● Brief
Below is a set of records; restate each one word for word.

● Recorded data
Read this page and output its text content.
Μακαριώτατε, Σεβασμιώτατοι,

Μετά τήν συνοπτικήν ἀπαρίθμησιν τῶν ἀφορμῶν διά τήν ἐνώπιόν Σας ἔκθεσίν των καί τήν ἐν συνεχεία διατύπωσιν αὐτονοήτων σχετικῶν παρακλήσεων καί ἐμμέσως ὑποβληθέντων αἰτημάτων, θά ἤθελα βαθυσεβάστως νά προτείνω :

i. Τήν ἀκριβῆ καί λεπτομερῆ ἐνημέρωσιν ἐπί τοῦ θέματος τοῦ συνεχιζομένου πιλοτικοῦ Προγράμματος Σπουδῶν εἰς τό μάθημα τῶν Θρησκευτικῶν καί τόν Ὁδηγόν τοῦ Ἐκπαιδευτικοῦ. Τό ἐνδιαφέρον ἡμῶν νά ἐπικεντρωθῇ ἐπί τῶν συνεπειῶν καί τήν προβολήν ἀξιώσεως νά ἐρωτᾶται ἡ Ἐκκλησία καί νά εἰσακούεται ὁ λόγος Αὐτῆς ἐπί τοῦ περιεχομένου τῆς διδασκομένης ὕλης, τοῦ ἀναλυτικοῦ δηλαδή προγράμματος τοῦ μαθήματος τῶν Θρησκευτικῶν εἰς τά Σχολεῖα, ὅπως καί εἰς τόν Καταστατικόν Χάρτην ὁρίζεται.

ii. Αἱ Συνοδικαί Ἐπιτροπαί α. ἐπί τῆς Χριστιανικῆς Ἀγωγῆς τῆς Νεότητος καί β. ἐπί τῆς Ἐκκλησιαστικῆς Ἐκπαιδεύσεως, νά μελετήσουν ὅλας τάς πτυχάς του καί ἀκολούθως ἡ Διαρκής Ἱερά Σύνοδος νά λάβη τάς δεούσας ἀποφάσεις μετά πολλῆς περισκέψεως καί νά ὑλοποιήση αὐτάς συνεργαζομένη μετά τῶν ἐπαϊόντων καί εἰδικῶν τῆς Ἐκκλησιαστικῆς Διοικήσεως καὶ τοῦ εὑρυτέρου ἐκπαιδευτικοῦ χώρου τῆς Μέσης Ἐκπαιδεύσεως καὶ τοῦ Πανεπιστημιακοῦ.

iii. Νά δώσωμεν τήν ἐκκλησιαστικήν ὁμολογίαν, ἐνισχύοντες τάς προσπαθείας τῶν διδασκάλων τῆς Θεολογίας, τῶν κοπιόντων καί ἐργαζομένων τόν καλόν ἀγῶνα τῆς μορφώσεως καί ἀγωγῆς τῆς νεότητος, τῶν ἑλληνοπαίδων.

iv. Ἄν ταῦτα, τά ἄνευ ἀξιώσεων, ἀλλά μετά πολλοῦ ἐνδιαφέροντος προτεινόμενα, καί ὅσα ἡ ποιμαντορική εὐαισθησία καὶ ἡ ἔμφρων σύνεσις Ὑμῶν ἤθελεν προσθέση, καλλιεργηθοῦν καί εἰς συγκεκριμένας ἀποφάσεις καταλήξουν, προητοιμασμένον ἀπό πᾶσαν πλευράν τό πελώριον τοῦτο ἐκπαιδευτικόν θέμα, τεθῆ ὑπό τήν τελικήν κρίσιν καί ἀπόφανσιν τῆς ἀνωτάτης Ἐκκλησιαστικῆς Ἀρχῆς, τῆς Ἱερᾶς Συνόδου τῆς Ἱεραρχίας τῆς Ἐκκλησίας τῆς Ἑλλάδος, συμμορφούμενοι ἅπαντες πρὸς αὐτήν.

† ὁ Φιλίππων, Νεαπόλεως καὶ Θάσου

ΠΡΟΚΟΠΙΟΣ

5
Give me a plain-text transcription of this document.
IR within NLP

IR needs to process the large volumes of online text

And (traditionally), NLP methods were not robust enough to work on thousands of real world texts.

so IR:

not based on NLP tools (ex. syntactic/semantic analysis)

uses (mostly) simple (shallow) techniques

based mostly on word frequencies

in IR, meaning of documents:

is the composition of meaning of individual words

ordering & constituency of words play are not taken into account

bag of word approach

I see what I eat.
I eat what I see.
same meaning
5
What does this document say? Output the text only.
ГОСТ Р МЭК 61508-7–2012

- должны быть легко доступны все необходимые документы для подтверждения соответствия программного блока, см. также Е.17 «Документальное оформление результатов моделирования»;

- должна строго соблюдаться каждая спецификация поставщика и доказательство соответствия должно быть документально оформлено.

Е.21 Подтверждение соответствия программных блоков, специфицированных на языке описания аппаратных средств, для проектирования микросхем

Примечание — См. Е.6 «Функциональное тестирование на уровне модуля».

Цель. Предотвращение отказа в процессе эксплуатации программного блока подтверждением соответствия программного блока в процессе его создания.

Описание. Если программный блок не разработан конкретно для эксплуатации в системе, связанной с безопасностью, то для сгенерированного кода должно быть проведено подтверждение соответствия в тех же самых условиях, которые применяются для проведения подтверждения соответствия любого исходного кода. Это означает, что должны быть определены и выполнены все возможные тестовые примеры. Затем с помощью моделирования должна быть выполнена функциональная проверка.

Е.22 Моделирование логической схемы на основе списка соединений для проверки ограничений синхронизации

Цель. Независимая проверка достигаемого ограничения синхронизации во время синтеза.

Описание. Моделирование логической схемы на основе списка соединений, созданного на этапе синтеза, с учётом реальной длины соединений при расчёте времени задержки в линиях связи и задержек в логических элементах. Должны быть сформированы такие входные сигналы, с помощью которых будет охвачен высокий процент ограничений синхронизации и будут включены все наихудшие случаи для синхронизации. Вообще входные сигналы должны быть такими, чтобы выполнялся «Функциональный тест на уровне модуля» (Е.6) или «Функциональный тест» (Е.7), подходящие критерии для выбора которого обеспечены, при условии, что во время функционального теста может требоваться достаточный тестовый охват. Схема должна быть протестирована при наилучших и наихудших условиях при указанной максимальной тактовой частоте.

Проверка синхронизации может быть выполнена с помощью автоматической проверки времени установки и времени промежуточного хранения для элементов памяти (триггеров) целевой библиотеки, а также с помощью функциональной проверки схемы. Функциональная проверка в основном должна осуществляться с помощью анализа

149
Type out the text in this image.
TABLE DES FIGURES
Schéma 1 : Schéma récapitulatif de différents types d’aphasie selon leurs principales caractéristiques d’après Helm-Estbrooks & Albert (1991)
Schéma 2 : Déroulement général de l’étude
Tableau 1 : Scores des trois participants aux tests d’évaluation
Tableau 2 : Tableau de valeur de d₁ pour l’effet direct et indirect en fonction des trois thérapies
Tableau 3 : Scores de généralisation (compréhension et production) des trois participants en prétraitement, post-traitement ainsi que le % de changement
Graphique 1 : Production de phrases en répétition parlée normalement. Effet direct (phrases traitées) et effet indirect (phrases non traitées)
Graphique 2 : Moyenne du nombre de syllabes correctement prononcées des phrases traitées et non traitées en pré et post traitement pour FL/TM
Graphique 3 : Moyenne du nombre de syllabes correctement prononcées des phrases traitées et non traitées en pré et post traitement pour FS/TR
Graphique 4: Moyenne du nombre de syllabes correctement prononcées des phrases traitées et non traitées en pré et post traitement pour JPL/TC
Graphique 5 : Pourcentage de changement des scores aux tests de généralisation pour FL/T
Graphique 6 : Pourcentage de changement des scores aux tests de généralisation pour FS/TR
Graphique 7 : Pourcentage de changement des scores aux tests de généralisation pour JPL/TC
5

● Response to this exercise
Read this page and output its text content.
Μακαριώτατε, Σεβασμιώτατοι,

Μετά τήν συνοπτικήν ἀπαρίθμησιν τῶν ἀφορμῶν διά τήν ἐνώπιόν Σας ἔκθεσίν των καί τήν ἐν συνεχεία διατύπωσιν αὐτονοήτων σχετικῶν παρακλήσεων καί ἐμμέσως ὑποβληθέντων αἰτημάτων, θά ἤθελα βαθυσεβάστως νά προτείνω :

i. Τήν ἀκριβῆ καί λεπτομερῆ ἐνημέρωσιν ἐπί τοῦ θέματος τοῦ συνεχιζομένου πιλοτικοῦ Προγράμματος Σπουδῶν εἰς τό μάθημα τῶν Θρησκευτικῶν καί τόν Ὁδηγόν τοῦ Ἐκπαιδευτικοῦ. Τό ἐνδιαφέρον ἡμῶν νά ἐπικεντρωθῇ ἐπί τῶν συνεπειῶν καί τήν προβολήν ἀξιώσεως νά ἐρωτᾶται ἡ Ἐκκλησία καί νά εἰσακούεται ὁ λόγος Αὐτῆς ἐπί τοῦ περιεχομένου τῆς διδασκομένης ὕλης, τοῦ ἀναλυτικοῦ δηλαδή προγράμματος τοῦ μαθήματος τῶν Θρησκευτικῶν εἰς τά Σχολεῖα, ὅπως καί εἰς τόν Καταστατικόν Χάρτην ὁρίζεται.

ii. Αἱ Συνοδικαί Ἐπιτροπαί α. ἐπί τῆς Χριστιανικῆς Ἀγωγῆς τῆς Νεότητος καί β. ἐπί τῆς Ἐκκλησιαστικῆς Ἐκπαιδεύσεως, νά μελετήσουν ὅλας τάς πτυχάς του καί ἀκολούθως ἡ Διαρκής Ἱερά Σύνοδος νά λάβη τάς δεούσας ἀποφάσεις μετά πολλῆς περισκέψεως καί νά ὑλοποιήση αὐτάς συνεργαζομένη μετά τῶν ἐπαϊόντων καί εἰδικῶν τῆς Ἐκκλησιαστικῆς Διοικήσεως καὶ τοῦ εὑρυτέρου ἐκπαιδευτικοῦ χώρου τῆς Μέσης Ἐκπαιδεύσεως καὶ τοῦ Πανεπιστημιακοῦ.

iii. Νά δώσωμεν τήν ἐκκλησιαστικήν ὁμολογίαν, ἐνισχύοντες τάς προσπαθείας τῶν διδασκάλων τῆς Θεολογίας, τῶν κοπιόντων καί ἐργαζομένων τόν καλόν ἀγῶνα τῆς μορφώσεως καί ἀγωγῆς τῆς νεότητος, τῶν ἑλληνοπαίδων.

iv. Ἄν ταῦτα, τά ἄνευ ἀξιώσεων, ἀλλά μετά πολλοῦ ἐνδιαφέροντος προτεινόμενα, καί ὅσα ἡ ποιμαντορική εὐαισθησία καὶ ἡ ἔμφρων σύνεσις Ὑμῶν ἤθελεν προσθέση, καλλιεργηθοῦν καί εἰς συγκεκριμένας ἀποφάσεις καταλήξουν, προητοιμασμένον ἀπό πᾶσαν πλευράν τό πελώριον τοῦτο ἐκπαιδευτικόν θέμα, τεθῆ ὑπό τήν τελικήν κρίσιν καί ἀπόφανσιν τῆς ἀνωτάτης Ἐκκλησιαστικῆς Ἀρχῆς, τῆς Ἱερᾶς Συνόδου τῆς Ἱεραρχίας τῆς Ἐκκλησίας τῆς Ἑλλάδος, συμμορφούμενοι ἅπαντες πρὸς αὐτήν.

† ὁ Φιλίππων, Νεαπόλεως καὶ Θάσου

ΠΡΟΚΟΠΙΟΣ

5
Give me a plain-text transcription of this document.
IR within NLP

IR needs to process the large volumes of online text

And (traditionally), NLP methods were not robust enough to work on thousands of real world texts.

so IR:

not based on NLP tools (ex. syntactic/semantic analysis)

uses (mostly) simple (shallow) techniques

based mostly on word frequencies

in IR, meaning of documents:

is the composition of meaning of individual words

ordering & constituency of words play are not taken into account

bag of word approach

I see what I eat.
I eat what I see.
same meaning
5
What does this document say? Output the text only.
ГОСТ Р МЭК 61508-7–2012

- должны быть легко доступны все необходимые документы для подтверждения соответствия программного блока, см. также Е.17 «Документальное оформление результатов моделирования»;

- должна строго соблюдаться каждая спецификация поставщика и доказательство соответствия должно быть документально оформлено.

Е.21 Подтверждение соответствия программных блоков, специфицированных на языке описания аппаратных средств, для проектирования микросхем

Примечание — См. Е.6 «Функциональное тестирование на уровне модуля».

Цель. Предотвращение отказа в процессе эксплуатации программного блока подтверждением соответствия программного блока в процессе его создания.

Описание. Если программный блок не разработан конкретно для эксплуатации в системе, связанной с безопасностью, то для сгенерированного кода должно быть проведено подтверждение соответствия в тех же самых условиях, которые применяются для проведения подтверждения соответствия любого исходного кода. Это означает, что должны быть определены и выполнены все возможные тестовые примеры. Затем с помощью моделирования должна быть выполнена функциональная проверка.

Е.22 Моделирование логической схемы на основе списка соединений для проверки ограничений синхронизации

Цель. Независимая проверка достигаемого ограничения синхронизации во время синтеза.

Описание. Моделирование логической схемы на основе списка соединений, созданного на этапе синтеза, с учётом реальной длины соединений при расчёте времени задержки в линиях связи и задержек в логических элементах. Должны быть сформированы такие входные сигналы, с помощью которых будет охвачен высокий процент ограничений синхронизации и будут включены все наихудшие случаи для синхронизации. Вообще входные сигналы должны быть такими, чтобы выполнялся «Функциональный тест на уровне модуля» (Е.6) или «Функциональный тест» (Е.7), подходящие критерии для выбора которого обеспечены, при условии, что во время функционального теста может требоваться достаточный тестовый охват. Схема должна быть протестирована при наилучших и наихудших условиях при указанной максимальной тактовой частоте.

Проверка синхронизации может быть выполнена с помощью автоматической проверки времени установки и времени промежуточного хранения для элементов памяти (триггеров) целевой библиотеки, а также с помощью функциональной проверки схемы. Функциональная проверка в основном должна осуществляться с помощью анализа

149
Type out the text in this image.
TABLE DES FIGURES
Schéma 1 : Schéma récapitulatif de différents types d’aphasie selon leurs principales caractéristiques d’après Helm-Estbrooks & Albert (1991)
Schéma 2 : Déroulement général de l’étude
Tableau 1 : Scores des trois participants aux tests d’évaluation
Tableau 2 : Tableau de valeur de d₁ pour l’effet direct et indirect en fonction des trois thérapies
Tableau 3 : Scores de généralisation (compréhension et production) des trois participants en prétraitement, post-traitement ainsi que le % de changement
Graphique 1 : Production de phrases en répétition parlée normalement. Effet direct (phrases traitées) et effet indirect (phrases non traitées)
Graphique 2 : Moyenne du nombre de syllabes correctement prononcées des phrases traitées et non traitées en pré et post traitement pour FL/TM
Graphique 3 : Moyenne du nombre de syllabes correctement prononcées des phrases traitées et non traitées en pré et post traitement pour FS/TR
Graphique 4: Moyenne du nombre de syllabes correctement prononcées des phrases traitées et non traitées en pré et post traitement pour JPL/TC
Graphique 5 : Pourcentage de changement des scores aux tests de généralisation pour FL/T
Graphique 6 : Pourcentage de changement des scores aux tests de généralisation pour FS/TR
Graphique 7 : Pourcentage de changement des scores aux tests de généralisation pour JPL/TC
5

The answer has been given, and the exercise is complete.